(Saved entries)
»»

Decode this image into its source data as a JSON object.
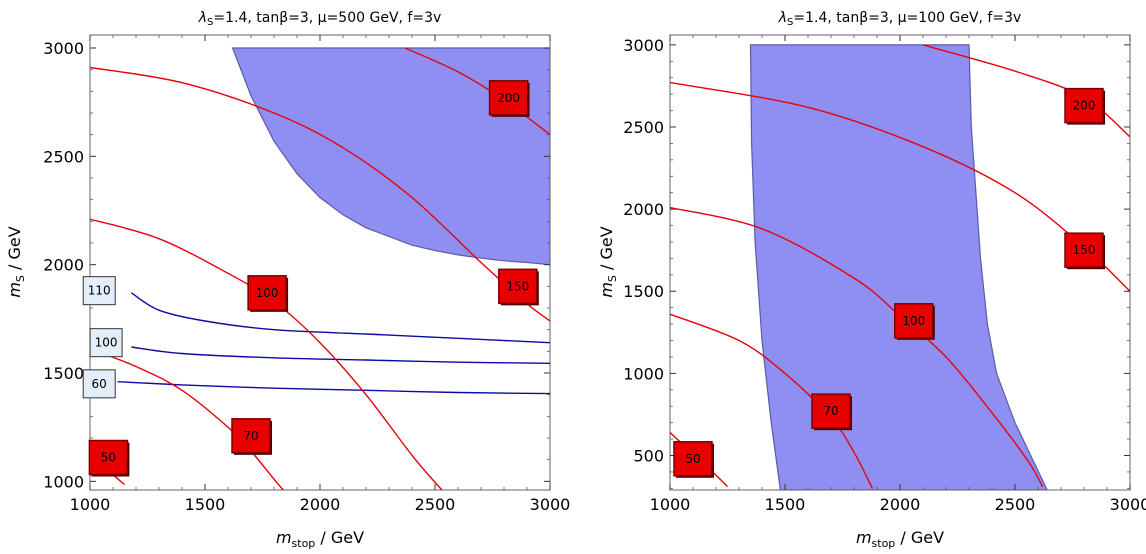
{
  "chart_data": [
    {
      "type": "contour",
      "title_parts": [
        "λ",
        "S",
        "=1.4, tanβ=3, μ=500 GeV, f=3v"
      ],
      "xlabel_parts": [
        "m",
        "stop",
        " / GeV"
      ],
      "ylabel_parts": [
        "m",
        "S",
        " / GeV"
      ],
      "xlim": [
        1000,
        3000
      ],
      "ylim": [
        960,
        3060
      ],
      "xticks": [
        1000,
        1500,
        2000,
        2500,
        3000
      ],
      "yticks": [
        1000,
        1500,
        2000,
        2500,
        3000
      ],
      "colors": {
        "red_contour": "#e8000b",
        "blue_contour": "#0a0aa8",
        "region_fill": "#7b7bf0",
        "region_edge": "#5a5aa8",
        "red_label_bg": "#e80000",
        "blue_label_bg": "#e3eefa"
      },
      "shaded_region": [
        [
          1620,
          3000
        ],
        [
          1700,
          2780
        ],
        [
          1800,
          2570
        ],
        [
          1900,
          2420
        ],
        [
          2000,
          2310
        ],
        [
          2100,
          2230
        ],
        [
          2200,
          2170
        ],
        [
          2300,
          2130
        ],
        [
          2400,
          2090
        ],
        [
          2500,
          2065
        ],
        [
          2600,
          2045
        ],
        [
          2700,
          2030
        ],
        [
          2800,
          2018
        ],
        [
          2900,
          2010
        ],
        [
          3000,
          2000
        ],
        [
          3000,
          3000
        ]
      ],
      "red_contours": [
        {
          "label": "50",
          "label_at": [
            1080,
            1110
          ],
          "points": [
            [
              1000,
              1120
            ],
            [
              1050,
              1070
            ],
            [
              1100,
              1030
            ],
            [
              1150,
              985
            ]
          ]
        },
        {
          "label": "70",
          "label_at": [
            1700,
            1210
          ],
          "points": [
            [
              1000,
              1610
            ],
            [
              1200,
              1530
            ],
            [
              1400,
              1420
            ],
            [
              1600,
              1250
            ],
            [
              1700,
              1140
            ],
            [
              1800,
              1010
            ],
            [
              1840,
              960
            ]
          ]
        },
        {
          "label": "100",
          "label_at": [
            1770,
            1870
          ],
          "points": [
            [
              1000,
              2210
            ],
            [
              1300,
              2120
            ],
            [
              1600,
              1960
            ],
            [
              1800,
              1830
            ],
            [
              2000,
              1640
            ],
            [
              2200,
              1400
            ],
            [
              2400,
              1120
            ],
            [
              2530,
              960
            ]
          ]
        },
        {
          "label": "150",
          "label_at": [
            2860,
            1900
          ],
          "points": [
            [
              1000,
              2910
            ],
            [
              1400,
              2840
            ],
            [
              1800,
              2700
            ],
            [
              2100,
              2540
            ],
            [
              2400,
              2310
            ],
            [
              2700,
              2010
            ],
            [
              2900,
              1820
            ],
            [
              3000,
              1740
            ]
          ]
        },
        {
          "label": "200",
          "label_at": [
            2820,
            2770
          ],
          "points": [
            [
              2370,
              3000
            ],
            [
              2600,
              2890
            ],
            [
              2800,
              2760
            ],
            [
              3000,
              2600
            ]
          ]
        }
      ],
      "blue_contours": [
        {
          "label": "110",
          "label_at": [
            1040,
            1880
          ],
          "points": [
            [
              1180,
              1870
            ],
            [
              1300,
              1790
            ],
            [
              1500,
              1740
            ],
            [
              1800,
              1700
            ],
            [
              2200,
              1680
            ],
            [
              2600,
              1660
            ],
            [
              3000,
              1640
            ]
          ]
        },
        {
          "label": "100",
          "label_at": [
            1070,
            1640
          ],
          "points": [
            [
              1180,
              1620
            ],
            [
              1400,
              1590
            ],
            [
              1800,
              1570
            ],
            [
              2200,
              1560
            ],
            [
              2600,
              1550
            ],
            [
              3000,
              1545
            ]
          ]
        },
        {
          "label": "60",
          "label_at": [
            1040,
            1450
          ],
          "points": [
            [
              1120,
              1460
            ],
            [
              1400,
              1445
            ],
            [
              1800,
              1430
            ],
            [
              2200,
              1420
            ],
            [
              2600,
              1410
            ],
            [
              3000,
              1405
            ]
          ]
        }
      ]
    },
    {
      "type": "contour",
      "title_parts": [
        "λ",
        "S",
        "=1.4, tanβ=3, μ=100 GeV, f=3v"
      ],
      "xlabel_parts": [
        "m",
        "stop",
        " / GeV"
      ],
      "ylabel_parts": [
        "m",
        "S",
        " / GeV"
      ],
      "xlim": [
        1000,
        3000
      ],
      "ylim": [
        290,
        3060
      ],
      "xticks": [
        1000,
        1500,
        2000,
        2500,
        3000
      ],
      "yticks": [
        500,
        1000,
        1500,
        2000,
        2500,
        3000
      ],
      "colors": {
        "red_contour": "#e8000b",
        "region_fill": "#7b7bf0",
        "region_edge": "#5a5aa8",
        "red_label_bg": "#e80000"
      },
      "shaded_region": [
        [
          1350,
          3000
        ],
        [
          2300,
          3000
        ],
        [
          2310,
          2500
        ],
        [
          2330,
          2100
        ],
        [
          2350,
          1700
        ],
        [
          2380,
          1300
        ],
        [
          2420,
          1000
        ],
        [
          2500,
          700
        ],
        [
          2640,
          290
        ],
        [
          1480,
          290
        ],
        [
          1440,
          700
        ],
        [
          1400,
          1200
        ],
        [
          1370,
          1800
        ],
        [
          1355,
          2400
        ]
      ],
      "red_contours": [
        {
          "label": "50",
          "label_at": [
            1100,
            480
          ],
          "points": [
            [
              1000,
              640
            ],
            [
              1100,
              510
            ],
            [
              1200,
              380
            ],
            [
              1250,
              310
            ]
          ]
        },
        {
          "label": "70",
          "label_at": [
            1700,
            770
          ],
          "points": [
            [
              1000,
              1360
            ],
            [
              1300,
              1200
            ],
            [
              1500,
              1000
            ],
            [
              1700,
              730
            ],
            [
              1800,
              520
            ],
            [
              1880,
              300
            ]
          ]
        },
        {
          "label": "100",
          "label_at": [
            2060,
            1320
          ],
          "points": [
            [
              1000,
              2010
            ],
            [
              1400,
              1880
            ],
            [
              1800,
              1580
            ],
            [
              2000,
              1350
            ],
            [
              2200,
              1100
            ],
            [
              2400,
              760
            ],
            [
              2560,
              460
            ],
            [
              2620,
              310
            ]
          ]
        },
        {
          "label": "150",
          "label_at": [
            2800,
            1750
          ],
          "points": [
            [
              1000,
              2770
            ],
            [
              1600,
              2620
            ],
            [
              2100,
              2380
            ],
            [
              2500,
              2100
            ],
            [
              2800,
              1770
            ],
            [
              3000,
              1500
            ]
          ]
        },
        {
          "label": "200",
          "label_at": [
            2800,
            2630
          ],
          "points": [
            [
              2100,
              3000
            ],
            [
              2500,
              2840
            ],
            [
              2800,
              2680
            ],
            [
              3000,
              2440
            ]
          ]
        }
      ]
    }
  ]
}
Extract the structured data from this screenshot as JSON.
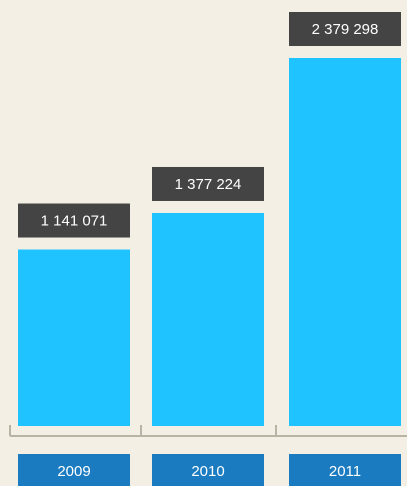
{
  "chart_data": {
    "type": "bar",
    "categories": [
      "2009",
      "2010",
      "2011"
    ],
    "values": [
      1141071,
      1377224,
      2379298
    ],
    "value_labels": [
      "1 141 071",
      "1 377 224",
      "2 379 298"
    ],
    "title": "",
    "xlabel": "",
    "ylabel": "",
    "ylim": [
      0,
      2500000
    ],
    "grid": false,
    "legend": "none"
  },
  "colors": {
    "background": "#f3efe5",
    "bar": "#1ec3ff",
    "label_box": "#444444",
    "category_box": "#1a7bc0",
    "baseline": "#b9b3a6"
  }
}
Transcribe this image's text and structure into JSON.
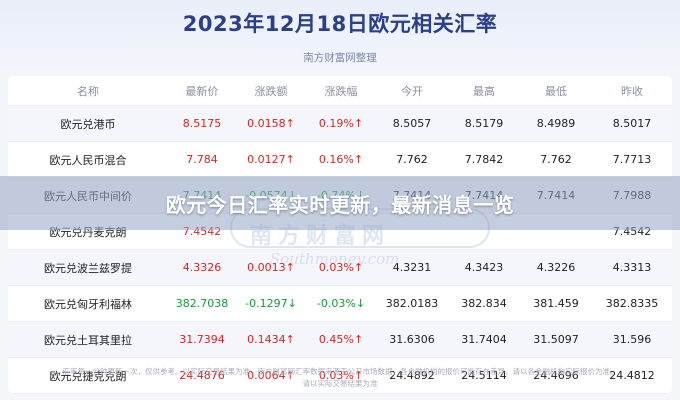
{
  "header": {
    "title": "2023年12月18日欧元相关汇率",
    "subtitle": "南方财富网整理"
  },
  "table": {
    "columns": [
      "名称",
      "最新价",
      "涨跌额",
      "涨跌幅",
      "今开",
      "最高",
      "最低",
      "昨收"
    ],
    "rows": [
      {
        "name": "欧元兑港币",
        "latest": "8.5175",
        "change": "0.0158↑",
        "pct": "0.19%↑",
        "open": "8.5057",
        "high": "8.5179",
        "low": "8.4989",
        "prev": "8.5017",
        "dir": "up"
      },
      {
        "name": "欧元人民币混合",
        "latest": "7.784",
        "change": "0.0127↑",
        "pct": "0.16%↑",
        "open": "7.762",
        "high": "7.7842",
        "low": "7.762",
        "prev": "7.7713",
        "dir": "up"
      },
      {
        "name": "欧元人民币中间价",
        "latest": "7.7414",
        "change": "-0.0574↓",
        "pct": "-0.74%↓",
        "open": "7.7414",
        "high": "7.7414",
        "low": "7.7414",
        "prev": "7.7988",
        "dir": "down"
      },
      {
        "name": "欧元兑丹麦克朗",
        "latest": "7.4542",
        "change": "",
        "pct": "",
        "open": "",
        "high": "",
        "low": "",
        "prev": "7.4542",
        "dir": "up"
      },
      {
        "name": "欧元兑波兰兹罗提",
        "latest": "4.3326",
        "change": "0.0013↑",
        "pct": "0.03%↑",
        "open": "4.3231",
        "high": "4.3423",
        "low": "4.3226",
        "prev": "4.3313",
        "dir": "up"
      },
      {
        "name": "欧元兑匈牙利福林",
        "latest": "382.7038",
        "change": "-0.1297↓",
        "pct": "-0.03%↓",
        "open": "382.0183",
        "high": "382.834",
        "low": "381.459",
        "prev": "382.8335",
        "dir": "down"
      },
      {
        "name": "欧元兑土耳其里拉",
        "latest": "31.7394",
        "change": "0.1434↑",
        "pct": "0.45%↑",
        "open": "31.6306",
        "high": "31.7404",
        "low": "31.5097",
        "prev": "31.596",
        "dir": "up"
      },
      {
        "name": "欧元兑捷克克朗",
        "latest": "24.4876",
        "change": "0.0064↑",
        "pct": "0.03%↑",
        "open": "24.4892",
        "high": "24.5114",
        "low": "24.4696",
        "prev": "24.4812",
        "dir": "up"
      }
    ]
  },
  "banner": {
    "text": "欧元今日汇率实时更新，最新消息一览"
  },
  "watermark": {
    "cn": "南方财富网",
    "en": "Southmoney.com"
  },
  "footer": {
    "line1": "汇率每一分钟更新一次，仅供参考。以实际交易结果为准。南方财富网汇率数据来源于公开市场数据，各金融机构的报价可能存在差异，请以各金融机构实际报价为准。",
    "line2": "请以实际交易结果为准"
  },
  "colors": {
    "title": "#2a3f8c",
    "up": "#e02020",
    "down": "#159a3c"
  }
}
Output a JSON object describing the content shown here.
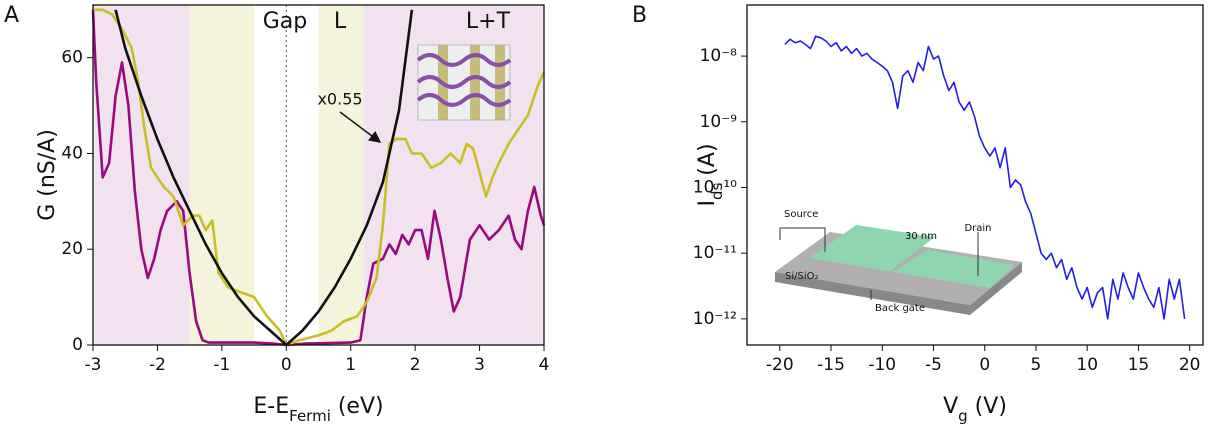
{
  "chart_data": [
    {
      "type": "line",
      "panel_label": "A",
      "xlabel": [
        "E-E",
        "Fermi",
        " (eV)"
      ],
      "ylabel": [
        "G (nS/A)"
      ],
      "xlim": [
        -3,
        4
      ],
      "ylim": [
        0,
        71
      ],
      "xticks": [
        -3,
        -2,
        -1,
        0,
        1,
        2,
        3,
        4
      ],
      "yticks": [
        0,
        20,
        40,
        60
      ],
      "background": "#f2e1ef",
      "regions": [
        {
          "xlim": [
            -1.5,
            -0.5
          ],
          "color": "#f4f4dc"
        },
        {
          "xlim": [
            -0.5,
            0.5
          ],
          "color": "#ffffff"
        },
        {
          "xlim": [
            0.5,
            1.2
          ],
          "color": "#f4f4dc"
        }
      ],
      "region_labels": [
        "Gap",
        "L",
        "L+T"
      ],
      "annotation": "x0.55",
      "series": [
        {
          "name": "magenta",
          "color": "#990a7e",
          "x": [
            -3,
            -2.95,
            -2.85,
            -2.75,
            -2.65,
            -2.55,
            -2.45,
            -2.35,
            -2.25,
            -2.15,
            -2.05,
            -1.95,
            -1.85,
            -1.7,
            -1.6,
            -1.5,
            -1.4,
            -1.3,
            -1.2,
            -1,
            -0.5,
            -0.2,
            0,
            0.3,
            1,
            1.15,
            1.25,
            1.35,
            1.5,
            1.6,
            1.7,
            1.8,
            1.9,
            2,
            2.1,
            2.2,
            2.3,
            2.4,
            2.5,
            2.6,
            2.7,
            2.85,
            3,
            3.15,
            3.3,
            3.45,
            3.55,
            3.65,
            3.75,
            3.85,
            3.95,
            4
          ],
          "values": [
            70,
            55,
            35,
            38,
            52,
            59,
            50,
            32,
            20,
            14,
            18,
            24,
            28,
            30,
            28,
            15,
            5,
            1,
            0.5,
            0.5,
            0.5,
            0.3,
            0,
            0.3,
            0.5,
            1,
            10,
            17,
            18,
            21,
            19,
            23,
            21,
            24,
            24,
            18,
            28,
            22,
            14,
            7,
            10,
            22,
            25,
            22,
            24,
            27,
            22,
            20,
            28,
            33,
            27,
            25
          ]
        },
        {
          "name": "yellow",
          "color": "#c8c023",
          "x": [
            -3,
            -2.85,
            -2.7,
            -2.55,
            -2.4,
            -2.3,
            -2.2,
            -2.1,
            -2,
            -1.9,
            -1.75,
            -1.6,
            -1.45,
            -1.35,
            -1.25,
            -1.15,
            -1.05,
            -0.9,
            -0.7,
            -0.5,
            -0.3,
            -0.1,
            0,
            0.2,
            0.5,
            0.7,
            0.9,
            1.1,
            1.25,
            1.4,
            1.5,
            1.6,
            1.7,
            1.85,
            1.95,
            2.1,
            2.25,
            2.4,
            2.55,
            2.7,
            2.8,
            2.9,
            3,
            3.1,
            3.2,
            3.3,
            3.45,
            3.6,
            3.75,
            3.9,
            4
          ],
          "values": [
            70,
            70,
            69,
            66,
            62,
            55,
            45,
            37,
            35,
            33,
            31,
            25,
            27,
            27,
            24,
            26,
            15,
            12,
            11,
            10,
            6,
            3,
            0,
            1,
            2,
            3,
            5,
            6,
            9,
            14,
            25,
            42,
            43,
            43,
            40,
            40,
            37,
            38,
            40,
            38,
            42,
            41,
            36,
            31,
            35,
            38,
            42,
            45,
            48,
            54,
            57
          ]
        },
        {
          "name": "black",
          "color": "#111111",
          "x": [
            -2.65,
            -2.5,
            -2.25,
            -2,
            -1.75,
            -1.5,
            -1.25,
            -1,
            -0.75,
            -0.5,
            -0.25,
            0,
            0.25,
            0.5,
            0.75,
            1,
            1.25,
            1.5,
            1.75,
            1.95
          ],
          "values": [
            70,
            62,
            52,
            43,
            35,
            28,
            21,
            15,
            10,
            6,
            3,
            0,
            3,
            7,
            12,
            18,
            25,
            34,
            49,
            70
          ]
        }
      ]
    },
    {
      "type": "line",
      "panel_label": "B",
      "xlabel": [
        "V",
        "g",
        " (V)"
      ],
      "ylabel": [
        "I",
        "ds",
        " (A)"
      ],
      "log_y": true,
      "xlim": [
        -23.2,
        21.3
      ],
      "ylim": [
        4e-13,
        6e-08
      ],
      "xticks": [
        -20,
        -15,
        -10,
        -5,
        0,
        5,
        10,
        15,
        20
      ],
      "yticks": [
        {
          "value": 1e-08,
          "label": "10⁻⁸"
        },
        {
          "value": 1e-09,
          "label": "10⁻⁹"
        },
        {
          "value": 1e-10,
          "label": "10⁻¹⁰"
        },
        {
          "value": 1e-11,
          "label": "10⁻¹¹"
        },
        {
          "value": 1e-12,
          "label": "10⁻¹²"
        }
      ],
      "inset_labels": [
        "Source",
        "30 nm",
        "Drain",
        "Si/SiO₂",
        "Back gate"
      ],
      "series": [
        {
          "name": "Ids",
          "color": "#1f1fe8",
          "x": [
            -19.5,
            -19,
            -18.5,
            -18,
            -17.5,
            -17,
            -16.5,
            -16,
            -15.5,
            -15,
            -14.5,
            -14,
            -13.5,
            -13,
            -12.5,
            -12,
            -11.5,
            -11,
            -10.5,
            -10,
            -9.5,
            -9,
            -8.5,
            -8,
            -7.5,
            -7,
            -6.5,
            -6,
            -5.5,
            -5,
            -4.5,
            -4,
            -3.5,
            -3,
            -2.5,
            -2,
            -1.5,
            -1,
            -0.5,
            0,
            0.5,
            1,
            1.5,
            2,
            2.5,
            3,
            3.5,
            4,
            4.5,
            5,
            5.5,
            6,
            6.5,
            7,
            7.5,
            8,
            8.5,
            9,
            9.5,
            10,
            10.5,
            11,
            11.5,
            12,
            12.5,
            13,
            13.5,
            14,
            14.5,
            15,
            15.5,
            16,
            16.5,
            17,
            17.5,
            18,
            18.5,
            19,
            19.5
          ],
          "values": [
            1.5e-08,
            1.8e-08,
            1.6e-08,
            1.7e-08,
            1.5e-08,
            1.3e-08,
            2e-08,
            1.9e-08,
            1.7e-08,
            1.4e-08,
            1.6e-08,
            1.2e-08,
            1.4e-08,
            1.1e-08,
            1.3e-08,
            1e-08,
            1.1e-08,
            9e-09,
            8e-09,
            7e-09,
            6e-09,
            4e-09,
            1.6e-09,
            5e-09,
            6e-09,
            4e-09,
            8e-09,
            6e-09,
            1.4e-08,
            9e-09,
            1e-08,
            5e-09,
            3e-09,
            4e-09,
            2e-09,
            1.5e-09,
            2e-09,
            1.2e-09,
            6e-10,
            4e-10,
            3e-10,
            4e-10,
            2e-10,
            4e-10,
            1e-10,
            1.3e-10,
            1.1e-10,
            6e-11,
            4e-11,
            2e-11,
            1e-11,
            8e-12,
            1e-11,
            6e-12,
            8e-12,
            4e-12,
            6e-12,
            3e-12,
            2e-12,
            3e-12,
            1.5e-12,
            2.5e-12,
            3e-12,
            1e-12,
            4e-12,
            2e-12,
            5e-12,
            3e-12,
            2e-12,
            5e-12,
            3e-12,
            2e-12,
            1.5e-12,
            3e-12,
            1e-12,
            4e-12,
            2e-12,
            4e-12,
            1e-12
          ]
        }
      ]
    }
  ]
}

««

(Task to carry out) Above are the entries; count how many of their lines contain the word "text" and give only that number.

(Answer to this exercise) 2